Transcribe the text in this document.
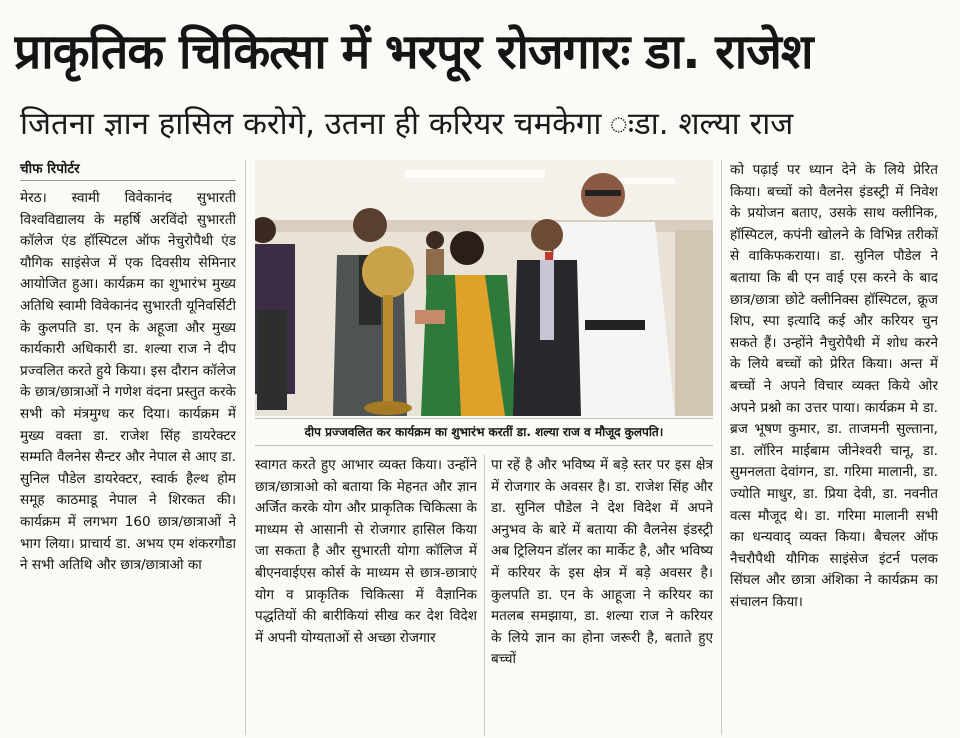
प्राकृतिक चिकित्सा में भरपूर रोजगारः डा. राजेश
जितना ज्ञान हासिल करोगे, उतना ही करियर चमकेगा ःडा. शल्या राज
चीफ रिपोर्टर
मेरठ। स्वामी विवेकानंद सुभारती विश्वविद्यालय के महर्षि अरविंदो सुभारती कॉलेज एंड हॉस्पिटल ऑफ नेचुरोपैथी एंड यौगिक साइंसेज में एक दिवसीय सेमिनार आयोजित हुआ। कार्यक्रम का शुभारंभ मुख्य अतिथि स्वामी विवेकानंद सुभारती यूनिवर्सिटी के कुलपति डा. एन के अहूजा और मुख्य कार्यकारी अधिकारी डा. शल्या राज ने दीप प्रज्वलित करते हुये किया। इस दौरान कॉलेज के छात्र/छात्राओं ने गणेश वंदना प्रस्तुत करके सभी को मंत्रमुग्ध कर दिया। कार्यक्रम में मुख्य वक्ता डा. राजेश सिंह डायरेक्टर सम्मति वैलनेस सैन्टर और नेपाल से आए डा. सुनिल पौडेल डायरेक्टर, स्वार्क हैल्थ होम समूह काठमाडू नेपाल ने शिरकत की। कार्यक्रम में लगभग 160 छात्र/छात्राओं ने भाग लिया। प्राचार्य डा. अभय एम शंकरगौडा ने सभी अतिथि और छात्र/छात्राओ का
दीप प्रज्जवलित कर कार्यक्रम का शुभारंभ करतीं डा. शल्या राज व मौजूद कुलपति।
स्वागत करते हुए आभार व्यक्त किया। उन्होंने छात्र/छात्राओ को बताया कि मेहनत और ज्ञान अर्जित करके योग और प्राकृतिक चिकित्सा के माध्यम से आसानी से रोजगार हासिल किया जा सकता है और सुभारती योगा कॉलिज में बीएनवाईएस कोर्स के माध्यम से छात्र-छात्राएं योग व प्राकृतिक चिकित्सा में वैज्ञानिक पद्धतियों की बारीकियां सीख कर देश विदेश में अपनी योग्यताओं से अच्छा रोजगार
पा रहें है और भविष्य में बड़े स्तर पर इस क्षेत्र में रोजगार के अवसर है। डा. राजेश सिंह और डा. सुनिल पौडेल ने देश विदेश में अपने अनुभव के बारे में बताया की वैलनेस इंडस्ट्री अब ट्रिलियन डॉलर का मार्केट है, और भविष्य में करियर के इस क्षेत्र में बड़े अवसर है। कुलपति डा. एन के आहूजा ने करियर का मतलब समझाया, डा. शल्या राज ने करियर के लिये ज्ञान का होना जरूरी है, बताते हुए बच्चों
को पढ़ाई पर ध्यान देने के लिये प्रेरित किया। बच्चों को वैलनेस इंडस्ट्री में निवेश के प्रयोजन बताए, उसके साथ क्लीनिक, हॉस्पिटल, कपंनी खोलने के विभिन्न तरीकों से वाकिफकराया। डा. सुनिल पौडेल ने बताया कि बी एन वाई एस करने के बाद छात्र/छात्रा छोटे क्लीनिक्स हॉस्पिटल, क्रूज शिप, स्पा इत्यादि कई और करियर चुन सकते हैं। उन्होंने नैचुरोपैथी में शोध करने के लिये बच्चों को प्रेरित किया। अन्त में बच्चों ने अपने विचार व्यक्त किये ओर अपने प्रश्नो का उत्तर पाया। कार्यक्रम मे डा. ब्रज भूषण कुमार, डा. ताजमनी सुल्ताना, डा. लॉरिन माईबाम जीनेश्वरी चानू, डा. सुमनलता देवांगन, डा. गरिमा मालानी, डा. ज्योति माधुर, डा. प्रिया देवी, डा. नवनीत वत्स मौजूद थे। डा. गरिमा मालानी सभी का धन्यवाद् व्यक्त किया। बैचलर ऑफ नैचरौपैथी यौगिक साइंसेज इंटर्न पलक सिंघल और छात्रा अंशिका ने कार्यक्रम का संचालन किया।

Problem details ->
Quote the material in full and exactly; do not carry over its pictures.

Solution to this task ->
Transcribe the text in this document.
प्राकृतिक चिकित्सा में भरपूर रोजगारः डा. राजेश
जितना ज्ञान हासिल करोगे, उतना ही करियर चमकेगा ःडा. शल्या राज
चीफ रिपोर्टर
मेरठ। स्वामी विवेकानंद सुभारती विश्वविद्यालय के महर्षि अरविंदो सुभारती कॉलेज एंड हॉस्पिटल ऑफ नेचुरोपैथी एंड यौगिक साइंसेज में एक दिवसीय सेमिनार आयोजित हुआ। कार्यक्रम का शुभारंभ मुख्य अतिथि स्वामी विवेकानंद सुभारती यूनिवर्सिटी के कुलपति डा. एन के अहूजा और मुख्य कार्यकारी अधिकारी डा. शल्या राज ने दीप प्रज्वलित करते हुये किया। इस दौरान कॉलेज के छात्र/छात्राओं ने गणेश वंदना प्रस्तुत करके सभी को मंत्रमुग्ध कर दिया। कार्यक्रम में मुख्य वक्ता डा. राजेश सिंह डायरेक्टर सम्मति वैलनेस सैन्टर और नेपाल से आए डा. सुनिल पौडेल डायरेक्टर, स्वार्क हैल्थ होम समूह काठमाडू नेपाल ने शिरकत की। कार्यक्रम में लगभग 160 छात्र/छात्राओं ने भाग लिया। प्राचार्य डा. अभय एम शंकरगौडा ने सभी अतिथि और छात्र/छात्राओ का
दीप प्रज्जवलित कर कार्यक्रम का शुभारंभ करतीं डा. शल्या राज व मौजूद कुलपति।
स्वागत करते हुए आभार व्यक्त किया। उन्होंने छात्र/छात्राओ को बताया कि मेहनत और ज्ञान अर्जित करके योग और प्राकृतिक चिकित्सा के माध्यम से आसानी से रोजगार हासिल किया जा सकता है और सुभारती योगा कॉलिज में बीएनवाईएस कोर्स के माध्यम से छात्र-छात्राएं योग व प्राकृतिक चिकित्सा में वैज्ञानिक पद्धतियों की बारीकियां सीख कर देश विदेश में अपनी योग्यताओं से अच्छा रोजगार
पा रहें है और भविष्य में बड़े स्तर पर इस क्षेत्र में रोजगार के अवसर है। डा. राजेश सिंह और डा. सुनिल पौडेल ने देश विदेश में अपने अनुभव के बारे में बताया की वैलनेस इंडस्ट्री अब ट्रिलियन डॉलर का मार्केट है, और भविष्य में करियर के इस क्षेत्र में बड़े अवसर है। कुलपति डा. एन के आहूजा ने करियर का मतलब समझाया, डा. शल्या राज ने करियर के लिये ज्ञान का होना जरूरी है, बताते हुए बच्चों
को पढ़ाई पर ध्यान देने के लिये प्रेरित किया। बच्चों को वैलनेस इंडस्ट्री में निवेश के प्रयोजन बताए, उसके साथ क्लीनिक, हॉस्पिटल, कपंनी खोलने के विभिन्न तरीकों से वाकिफकराया। डा. सुनिल पौडेल ने बताया कि बी एन वाई एस करने के बाद छात्र/छात्रा छोटे क्लीनिक्स हॉस्पिटल, क्रूज शिप, स्पा इत्यादि कई और करियर चुन सकते हैं। उन्होंने नैचुरोपैथी में शोध करने के लिये बच्चों को प्रेरित किया। अन्त में बच्चों ने अपने विचार व्यक्त किये ओर अपने प्रश्नो का उत्तर पाया। कार्यक्रम मे डा. ब्रज भूषण कुमार, डा. ताजमनी सुल्ताना, डा. लॉरिन माईबाम जीनेश्वरी चानू, डा. सुमनलता देवांगन, डा. गरिमा मालानी, डा. ज्योति माधुर, डा. प्रिया देवी, डा. नवनीत वत्स मौजूद थे। डा. गरिमा मालानी सभी का धन्यवाद् व्यक्त किया। बैचलर ऑफ नैचरौपैथी यौगिक साइंसेज इंटर्न पलक सिंघल और छात्रा अंशिका ने कार्यक्रम का संचालन किया।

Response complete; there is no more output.